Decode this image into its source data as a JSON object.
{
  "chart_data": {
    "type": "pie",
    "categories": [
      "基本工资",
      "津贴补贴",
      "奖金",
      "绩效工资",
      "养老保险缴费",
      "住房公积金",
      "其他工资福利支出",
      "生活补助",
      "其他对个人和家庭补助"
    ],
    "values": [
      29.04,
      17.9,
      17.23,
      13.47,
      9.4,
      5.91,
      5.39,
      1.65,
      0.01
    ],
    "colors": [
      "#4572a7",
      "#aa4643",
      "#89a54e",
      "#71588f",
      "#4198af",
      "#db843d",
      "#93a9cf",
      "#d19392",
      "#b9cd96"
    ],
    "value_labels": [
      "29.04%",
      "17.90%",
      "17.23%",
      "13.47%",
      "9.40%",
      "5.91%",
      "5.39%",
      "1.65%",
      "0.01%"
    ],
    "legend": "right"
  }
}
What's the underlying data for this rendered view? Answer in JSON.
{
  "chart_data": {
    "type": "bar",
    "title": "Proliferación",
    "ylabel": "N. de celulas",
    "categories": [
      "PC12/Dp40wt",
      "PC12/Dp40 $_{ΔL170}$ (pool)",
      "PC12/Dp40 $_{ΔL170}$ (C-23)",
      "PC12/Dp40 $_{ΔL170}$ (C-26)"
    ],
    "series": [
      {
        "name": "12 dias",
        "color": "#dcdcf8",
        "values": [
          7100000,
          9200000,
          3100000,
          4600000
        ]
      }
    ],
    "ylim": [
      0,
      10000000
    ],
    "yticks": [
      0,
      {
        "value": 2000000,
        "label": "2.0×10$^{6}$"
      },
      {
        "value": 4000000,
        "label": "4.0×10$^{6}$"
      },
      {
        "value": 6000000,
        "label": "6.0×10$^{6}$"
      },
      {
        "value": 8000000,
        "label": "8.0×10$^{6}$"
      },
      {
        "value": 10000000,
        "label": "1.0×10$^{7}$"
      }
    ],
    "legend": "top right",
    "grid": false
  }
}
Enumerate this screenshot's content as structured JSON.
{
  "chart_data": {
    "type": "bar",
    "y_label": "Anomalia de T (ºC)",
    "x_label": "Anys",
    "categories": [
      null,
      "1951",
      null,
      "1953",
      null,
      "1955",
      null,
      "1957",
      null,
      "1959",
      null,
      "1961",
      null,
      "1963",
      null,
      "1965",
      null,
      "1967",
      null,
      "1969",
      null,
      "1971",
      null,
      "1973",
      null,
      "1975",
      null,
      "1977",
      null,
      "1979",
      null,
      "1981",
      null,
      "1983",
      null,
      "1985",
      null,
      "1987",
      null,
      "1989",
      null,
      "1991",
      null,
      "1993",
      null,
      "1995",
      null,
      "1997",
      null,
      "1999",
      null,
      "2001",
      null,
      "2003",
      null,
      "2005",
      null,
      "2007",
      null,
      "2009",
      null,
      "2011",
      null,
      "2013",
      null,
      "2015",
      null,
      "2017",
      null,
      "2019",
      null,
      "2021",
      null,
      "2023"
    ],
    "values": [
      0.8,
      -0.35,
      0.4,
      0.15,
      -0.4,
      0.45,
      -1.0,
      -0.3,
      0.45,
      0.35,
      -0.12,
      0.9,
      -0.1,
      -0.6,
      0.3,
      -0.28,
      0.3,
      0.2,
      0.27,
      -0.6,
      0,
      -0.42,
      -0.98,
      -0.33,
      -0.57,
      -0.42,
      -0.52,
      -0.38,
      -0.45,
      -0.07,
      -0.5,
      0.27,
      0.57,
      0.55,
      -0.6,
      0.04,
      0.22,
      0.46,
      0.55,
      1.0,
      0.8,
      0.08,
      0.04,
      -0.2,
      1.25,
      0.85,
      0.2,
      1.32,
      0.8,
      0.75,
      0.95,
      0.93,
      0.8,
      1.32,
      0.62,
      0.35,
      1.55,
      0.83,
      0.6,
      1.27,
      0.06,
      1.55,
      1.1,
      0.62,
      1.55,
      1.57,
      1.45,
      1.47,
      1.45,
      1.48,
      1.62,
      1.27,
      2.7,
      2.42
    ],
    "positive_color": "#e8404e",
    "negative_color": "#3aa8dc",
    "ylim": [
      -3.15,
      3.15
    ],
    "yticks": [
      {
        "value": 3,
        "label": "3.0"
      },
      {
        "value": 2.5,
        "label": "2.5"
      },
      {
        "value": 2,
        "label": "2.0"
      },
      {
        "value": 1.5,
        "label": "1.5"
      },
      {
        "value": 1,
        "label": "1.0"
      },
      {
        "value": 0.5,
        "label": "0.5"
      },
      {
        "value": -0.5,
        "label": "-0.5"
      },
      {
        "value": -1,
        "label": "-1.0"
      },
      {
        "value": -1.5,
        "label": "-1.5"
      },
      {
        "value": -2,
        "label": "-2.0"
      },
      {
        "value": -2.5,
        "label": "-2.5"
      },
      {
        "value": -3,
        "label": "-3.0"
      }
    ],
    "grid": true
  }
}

[WHAT TO DO]: Every entry should be printed again exactly as written.

[FINISHED TASK]:
Decode this image into its source data as a JSON object.
{
  "chart_data": {
    "type": "pie",
    "categories": [
      "基本工资",
      "津贴补贴",
      "奖金",
      "绩效工资",
      "养老保险缴费",
      "住房公积金",
      "其他工资福利支出",
      "生活补助",
      "其他对个人和家庭补助"
    ],
    "values": [
      29.04,
      17.9,
      17.23,
      13.47,
      9.4,
      5.91,
      5.39,
      1.65,
      0.01
    ],
    "colors": [
      "#4572a7",
      "#aa4643",
      "#89a54e",
      "#71588f",
      "#4198af",
      "#db843d",
      "#93a9cf",
      "#d19392",
      "#b9cd96"
    ],
    "value_labels": [
      "29.04%",
      "17.90%",
      "17.23%",
      "13.47%",
      "9.40%",
      "5.91%",
      "5.39%",
      "1.65%",
      "0.01%"
    ],
    "legend": "right"
  }
}
What's the underlying data for this rendered view? Answer in JSON.
{
  "chart_data": {
    "type": "bar",
    "title": "Proliferación",
    "ylabel": "N. de celulas",
    "categories": [
      "PC12/Dp40wt",
      "PC12/Dp40 $_{ΔL170}$ (pool)",
      "PC12/Dp40 $_{ΔL170}$ (C-23)",
      "PC12/Dp40 $_{ΔL170}$ (C-26)"
    ],
    "series": [
      {
        "name": "12 dias",
        "color": "#dcdcf8",
        "values": [
          7100000,
          9200000,
          3100000,
          4600000
        ]
      }
    ],
    "ylim": [
      0,
      10000000
    ],
    "yticks": [
      0,
      {
        "value": 2000000,
        "label": "2.0×10$^{6}$"
      },
      {
        "value": 4000000,
        "label": "4.0×10$^{6}$"
      },
      {
        "value": 6000000,
        "label": "6.0×10$^{6}$"
      },
      {
        "value": 8000000,
        "label": "8.0×10$^{6}$"
      },
      {
        "value": 10000000,
        "label": "1.0×10$^{7}$"
      }
    ],
    "legend": "top right",
    "grid": false
  }
}
Enumerate this screenshot's content as structured JSON.
{
  "chart_data": {
    "type": "bar",
    "y_label": "Anomalia de T (ºC)",
    "x_label": "Anys",
    "categories": [
      null,
      "1951",
      null,
      "1953",
      null,
      "1955",
      null,
      "1957",
      null,
      "1959",
      null,
      "1961",
      null,
      "1963",
      null,
      "1965",
      null,
      "1967",
      null,
      "1969",
      null,
      "1971",
      null,
      "1973",
      null,
      "1975",
      null,
      "1977",
      null,
      "1979",
      null,
      "1981",
      null,
      "1983",
      null,
      "1985",
      null,
      "1987",
      null,
      "1989",
      null,
      "1991",
      null,
      "1993",
      null,
      "1995",
      null,
      "1997",
      null,
      "1999",
      null,
      "2001",
      null,
      "2003",
      null,
      "2005",
      null,
      "2007",
      null,
      "2009",
      null,
      "2011",
      null,
      "2013",
      null,
      "2015",
      null,
      "2017",
      null,
      "2019",
      null,
      "2021",
      null,
      "2023"
    ],
    "values": [
      0.8,
      -0.35,
      0.4,
      0.15,
      -0.4,
      0.45,
      -1.0,
      -0.3,
      0.45,
      0.35,
      -0.12,
      0.9,
      -0.1,
      -0.6,
      0.3,
      -0.28,
      0.3,
      0.2,
      0.27,
      -0.6,
      0,
      -0.42,
      -0.98,
      -0.33,
      -0.57,
      -0.42,
      -0.52,
      -0.38,
      -0.45,
      -0.07,
      -0.5,
      0.27,
      0.57,
      0.55,
      -0.6,
      0.04,
      0.22,
      0.46,
      0.55,
      1.0,
      0.8,
      0.08,
      0.04,
      -0.2,
      1.25,
      0.85,
      0.2,
      1.32,
      0.8,
      0.75,
      0.95,
      0.93,
      0.8,
      1.32,
      0.62,
      0.35,
      1.55,
      0.83,
      0.6,
      1.27,
      0.06,
      1.55,
      1.1,
      0.62,
      1.55,
      1.57,
      1.45,
      1.47,
      1.45,
      1.48,
      1.62,
      1.27,
      2.7,
      2.42
    ],
    "positive_color": "#e8404e",
    "negative_color": "#3aa8dc",
    "ylim": [
      -3.15,
      3.15
    ],
    "yticks": [
      {
        "value": 3,
        "label": "3.0"
      },
      {
        "value": 2.5,
        "label": "2.5"
      },
      {
        "value": 2,
        "label": "2.0"
      },
      {
        "value": 1.5,
        "label": "1.5"
      },
      {
        "value": 1,
        "label": "1.0"
      },
      {
        "value": 0.5,
        "label": "0.5"
      },
      {
        "value": -0.5,
        "label": "-0.5"
      },
      {
        "value": -1,
        "label": "-1.0"
      },
      {
        "value": -1.5,
        "label": "-1.5"
      },
      {
        "value": -2,
        "label": "-2.0"
      },
      {
        "value": -2.5,
        "label": "-2.5"
      },
      {
        "value": -3,
        "label": "-3.0"
      }
    ],
    "grid": true
  }
}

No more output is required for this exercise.